%%

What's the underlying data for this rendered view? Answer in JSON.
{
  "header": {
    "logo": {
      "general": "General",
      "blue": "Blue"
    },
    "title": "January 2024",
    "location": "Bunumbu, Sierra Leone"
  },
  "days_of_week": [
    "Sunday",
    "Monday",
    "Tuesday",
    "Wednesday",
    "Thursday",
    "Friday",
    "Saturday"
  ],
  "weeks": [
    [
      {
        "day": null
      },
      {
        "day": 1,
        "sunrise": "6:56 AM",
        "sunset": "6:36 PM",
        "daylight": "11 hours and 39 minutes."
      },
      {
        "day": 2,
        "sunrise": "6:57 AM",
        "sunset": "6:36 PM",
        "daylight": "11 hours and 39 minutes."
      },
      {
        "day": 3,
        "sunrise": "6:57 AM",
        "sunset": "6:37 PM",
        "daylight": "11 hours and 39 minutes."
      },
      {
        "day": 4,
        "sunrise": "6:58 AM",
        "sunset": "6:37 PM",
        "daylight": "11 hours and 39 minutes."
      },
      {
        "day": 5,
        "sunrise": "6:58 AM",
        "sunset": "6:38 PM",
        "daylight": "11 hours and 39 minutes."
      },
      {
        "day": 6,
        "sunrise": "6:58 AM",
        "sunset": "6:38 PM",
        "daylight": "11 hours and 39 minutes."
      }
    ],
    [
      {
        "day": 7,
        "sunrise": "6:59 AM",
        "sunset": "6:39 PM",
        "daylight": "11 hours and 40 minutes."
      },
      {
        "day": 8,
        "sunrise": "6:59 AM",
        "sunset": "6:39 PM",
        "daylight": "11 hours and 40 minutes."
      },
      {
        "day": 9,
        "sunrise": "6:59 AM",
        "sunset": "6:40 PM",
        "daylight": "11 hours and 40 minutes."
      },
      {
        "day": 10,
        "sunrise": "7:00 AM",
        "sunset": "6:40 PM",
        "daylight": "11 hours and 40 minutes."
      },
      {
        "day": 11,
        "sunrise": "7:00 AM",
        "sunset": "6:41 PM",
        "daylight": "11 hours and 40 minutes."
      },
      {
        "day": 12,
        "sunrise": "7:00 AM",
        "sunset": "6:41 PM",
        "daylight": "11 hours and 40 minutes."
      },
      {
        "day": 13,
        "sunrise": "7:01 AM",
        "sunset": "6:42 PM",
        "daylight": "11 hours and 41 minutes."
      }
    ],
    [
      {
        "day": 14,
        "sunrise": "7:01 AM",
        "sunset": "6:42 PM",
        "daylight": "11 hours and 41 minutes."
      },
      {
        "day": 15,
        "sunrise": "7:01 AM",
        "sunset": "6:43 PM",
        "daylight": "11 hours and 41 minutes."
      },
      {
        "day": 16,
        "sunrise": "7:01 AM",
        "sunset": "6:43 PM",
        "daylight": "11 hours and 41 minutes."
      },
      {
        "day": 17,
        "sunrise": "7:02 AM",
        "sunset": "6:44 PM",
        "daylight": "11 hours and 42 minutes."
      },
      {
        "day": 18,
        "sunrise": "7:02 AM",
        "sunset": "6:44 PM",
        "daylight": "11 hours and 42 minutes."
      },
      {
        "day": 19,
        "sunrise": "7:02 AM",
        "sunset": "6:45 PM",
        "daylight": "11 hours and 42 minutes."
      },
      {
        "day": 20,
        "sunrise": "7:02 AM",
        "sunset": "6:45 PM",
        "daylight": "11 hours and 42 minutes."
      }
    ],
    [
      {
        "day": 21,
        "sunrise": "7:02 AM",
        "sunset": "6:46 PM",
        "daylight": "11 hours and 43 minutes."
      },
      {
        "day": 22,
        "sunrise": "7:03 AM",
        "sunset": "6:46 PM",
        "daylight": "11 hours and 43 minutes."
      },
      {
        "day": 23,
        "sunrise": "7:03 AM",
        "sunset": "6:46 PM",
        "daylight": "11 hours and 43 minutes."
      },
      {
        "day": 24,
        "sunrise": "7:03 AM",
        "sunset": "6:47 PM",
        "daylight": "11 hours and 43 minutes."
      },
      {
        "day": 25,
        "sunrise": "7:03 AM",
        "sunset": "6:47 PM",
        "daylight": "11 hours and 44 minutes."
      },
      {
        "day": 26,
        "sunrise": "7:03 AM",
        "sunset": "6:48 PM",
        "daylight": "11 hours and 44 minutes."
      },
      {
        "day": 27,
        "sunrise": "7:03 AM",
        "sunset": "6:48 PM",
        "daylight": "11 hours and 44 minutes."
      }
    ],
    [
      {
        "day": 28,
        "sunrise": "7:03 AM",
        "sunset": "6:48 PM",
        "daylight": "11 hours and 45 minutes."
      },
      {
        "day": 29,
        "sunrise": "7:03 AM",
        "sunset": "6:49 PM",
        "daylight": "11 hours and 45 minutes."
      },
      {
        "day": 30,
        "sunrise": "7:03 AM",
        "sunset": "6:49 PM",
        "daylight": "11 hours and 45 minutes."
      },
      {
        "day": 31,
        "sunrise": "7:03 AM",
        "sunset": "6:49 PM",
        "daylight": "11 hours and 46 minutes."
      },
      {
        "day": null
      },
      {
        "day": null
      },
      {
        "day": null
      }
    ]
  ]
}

%%

All the entries above need to be reproduced exactly.

▶ **RESULT OF THE TASK**:
What's the underlying data for this rendered view? Answer in JSON.
{
  "header": {
    "logo": {
      "general": "General",
      "blue": "Blue"
    },
    "title": "January 2024",
    "location": "Bunumbu, Sierra Leone"
  },
  "days_of_week": [
    "Sunday",
    "Monday",
    "Tuesday",
    "Wednesday",
    "Thursday",
    "Friday",
    "Saturday"
  ],
  "weeks": [
    [
      {
        "day": null
      },
      {
        "day": 1,
        "sunrise": "6:56 AM",
        "sunset": "6:36 PM",
        "daylight": "11 hours and 39 minutes."
      },
      {
        "day": 2,
        "sunrise": "6:57 AM",
        "sunset": "6:36 PM",
        "daylight": "11 hours and 39 minutes."
      },
      {
        "day": 3,
        "sunrise": "6:57 AM",
        "sunset": "6:37 PM",
        "daylight": "11 hours and 39 minutes."
      },
      {
        "day": 4,
        "sunrise": "6:58 AM",
        "sunset": "6:37 PM",
        "daylight": "11 hours and 39 minutes."
      },
      {
        "day": 5,
        "sunrise": "6:58 AM",
        "sunset": "6:38 PM",
        "daylight": "11 hours and 39 minutes."
      },
      {
        "day": 6,
        "sunrise": "6:58 AM",
        "sunset": "6:38 PM",
        "daylight": "11 hours and 39 minutes."
      }
    ],
    [
      {
        "day": 7,
        "sunrise": "6:59 AM",
        "sunset": "6:39 PM",
        "daylight": "11 hours and 40 minutes."
      },
      {
        "day": 8,
        "sunrise": "6:59 AM",
        "sunset": "6:39 PM",
        "daylight": "11 hours and 40 minutes."
      },
      {
        "day": 9,
        "sunrise": "6:59 AM",
        "sunset": "6:40 PM",
        "daylight": "11 hours and 40 minutes."
      },
      {
        "day": 10,
        "sunrise": "7:00 AM",
        "sunset": "6:40 PM",
        "daylight": "11 hours and 40 minutes."
      },
      {
        "day": 11,
        "sunrise": "7:00 AM",
        "sunset": "6:41 PM",
        "daylight": "11 hours and 40 minutes."
      },
      {
        "day": 12,
        "sunrise": "7:00 AM",
        "sunset": "6:41 PM",
        "daylight": "11 hours and 40 minutes."
      },
      {
        "day": 13,
        "sunrise": "7:01 AM",
        "sunset": "6:42 PM",
        "daylight": "11 hours and 41 minutes."
      }
    ],
    [
      {
        "day": 14,
        "sunrise": "7:01 AM",
        "sunset": "6:42 PM",
        "daylight": "11 hours and 41 minutes."
      },
      {
        "day": 15,
        "sunrise": "7:01 AM",
        "sunset": "6:43 PM",
        "daylight": "11 hours and 41 minutes."
      },
      {
        "day": 16,
        "sunrise": "7:01 AM",
        "sunset": "6:43 PM",
        "daylight": "11 hours and 41 minutes."
      },
      {
        "day": 17,
        "sunrise": "7:02 AM",
        "sunset": "6:44 PM",
        "daylight": "11 hours and 42 minutes."
      },
      {
        "day": 18,
        "sunrise": "7:02 AM",
        "sunset": "6:44 PM",
        "daylight": "11 hours and 42 minutes."
      },
      {
        "day": 19,
        "sunrise": "7:02 AM",
        "sunset": "6:45 PM",
        "daylight": "11 hours and 42 minutes."
      },
      {
        "day": 20,
        "sunrise": "7:02 AM",
        "sunset": "6:45 PM",
        "daylight": "11 hours and 42 minutes."
      }
    ],
    [
      {
        "day": 21,
        "sunrise": "7:02 AM",
        "sunset": "6:46 PM",
        "daylight": "11 hours and 43 minutes."
      },
      {
        "day": 22,
        "sunrise": "7:03 AM",
        "sunset": "6:46 PM",
        "daylight": "11 hours and 43 minutes."
      },
      {
        "day": 23,
        "sunrise": "7:03 AM",
        "sunset": "6:46 PM",
        "daylight": "11 hours and 43 minutes."
      },
      {
        "day": 24,
        "sunrise": "7:03 AM",
        "sunset": "6:47 PM",
        "daylight": "11 hours and 43 minutes."
      },
      {
        "day": 25,
        "sunrise": "7:03 AM",
        "sunset": "6:47 PM",
        "daylight": "11 hours and 44 minutes."
      },
      {
        "day": 26,
        "sunrise": "7:03 AM",
        "sunset": "6:48 PM",
        "daylight": "11 hours and 44 minutes."
      },
      {
        "day": 27,
        "sunrise": "7:03 AM",
        "sunset": "6:48 PM",
        "daylight": "11 hours and 44 minutes."
      }
    ],
    [
      {
        "day": 28,
        "sunrise": "7:03 AM",
        "sunset": "6:48 PM",
        "daylight": "11 hours and 45 minutes."
      },
      {
        "day": 29,
        "sunrise": "7:03 AM",
        "sunset": "6:49 PM",
        "daylight": "11 hours and 45 minutes."
      },
      {
        "day": 30,
        "sunrise": "7:03 AM",
        "sunset": "6:49 PM",
        "daylight": "11 hours and 45 minutes."
      },
      {
        "day": 31,
        "sunrise": "7:03 AM",
        "sunset": "6:49 PM",
        "daylight": "11 hours and 46 minutes."
      },
      {
        "day": null
      },
      {
        "day": null
      },
      {
        "day": null
      }
    ]
  ]
}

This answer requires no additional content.